-------- Records to use --------

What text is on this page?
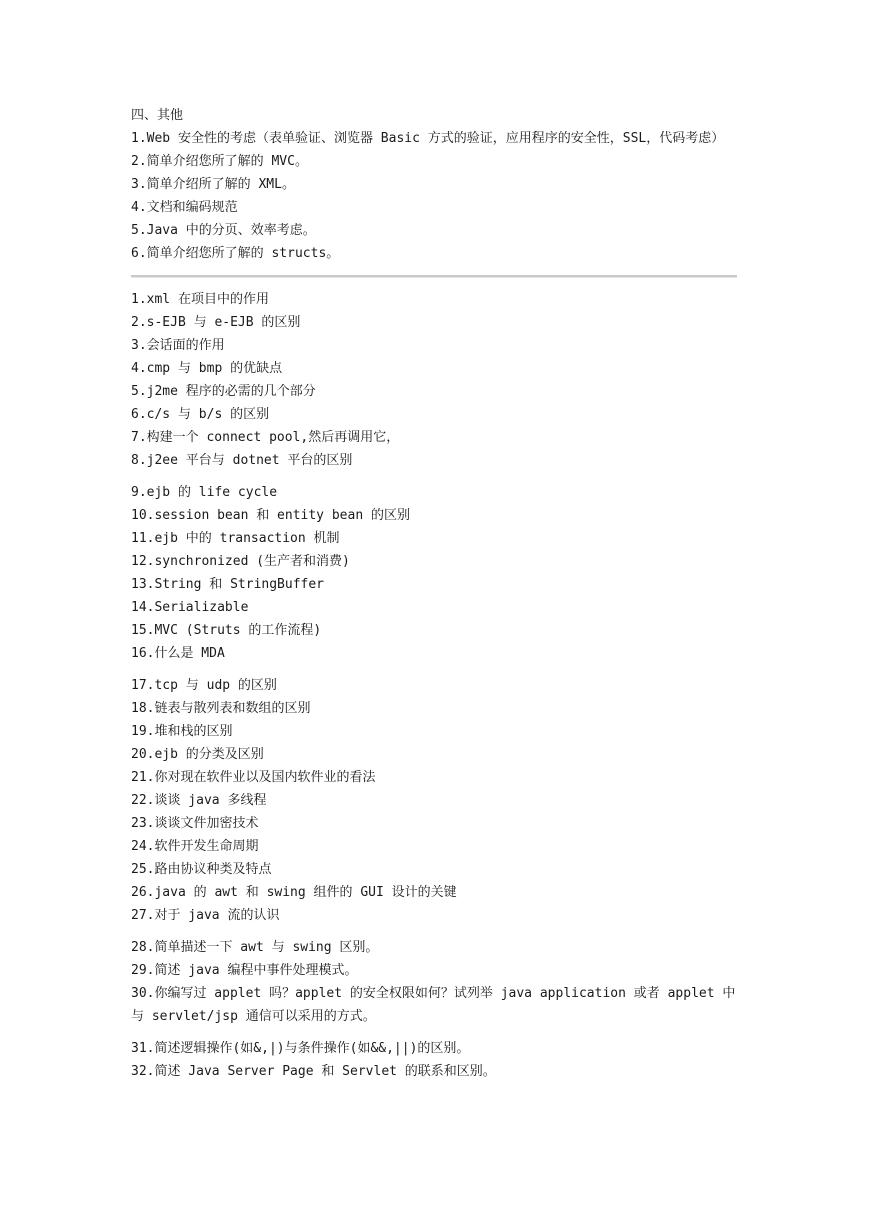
四、其他
1.Web 安全性的考虑（表单验证、浏览器 Basic 方式的验证，应用程序的安全性，SSL，代码考虑）
2.简单介绍您所了解的 MVC。
3.简单介绍所了解的 XML。
4.文档和编码规范
5.Java 中的分页、效率考虑。
6.简单介绍您所了解的 structs。
1.xml 在项目中的作用
2.s-EJB 与 e-EJB 的区别
3.会话面的作用
4.cmp 与 bmp 的优缺点
5.j2me 程序的必需的几个部分
6.c/s 与 b/s 的区别
7.构建一个 connect pool,然后再调用它，
8.j2ee 平台与 dotnet 平台的区别
9.ejb 的 life cycle
10.session bean 和 entity bean 的区别
11.ejb 中的 transaction 机制
12.synchronized (生产者和消费)
13.String 和 StringBuffer
14.Serializable
15.MVC (Struts 的工作流程)
16.什么是 MDA
17.tcp 与 udp 的区别
18.链表与散列表和数组的区别
19.堆和栈的区别
20.ejb 的分类及区别
21.你对现在软件业以及国内软件业的看法
22.谈谈 java 多线程
23.谈谈文件加密技术
24.软件开发生命周期
25.路由协议种类及特点
26.java 的 awt 和 swing 组件的 GUI 设计的关键
27.对于 java 流的认识
28.简单描述一下 awt 与 swing 区别。
29.简述 java 编程中事件处理模式。
30.你编写过 applet 吗？applet 的安全权限如何？试列举 java application 或者 applet 中与 servlet/jsp 通信可以采用的方式。
31.简述逻辑操作(如&,|)与条件操作(如&&,||)的区别。
32.简述 Java Server Page 和 Servlet 的联系和区别。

--------

Find every line with "swing" in the listing and state how many there are, nothing else.

2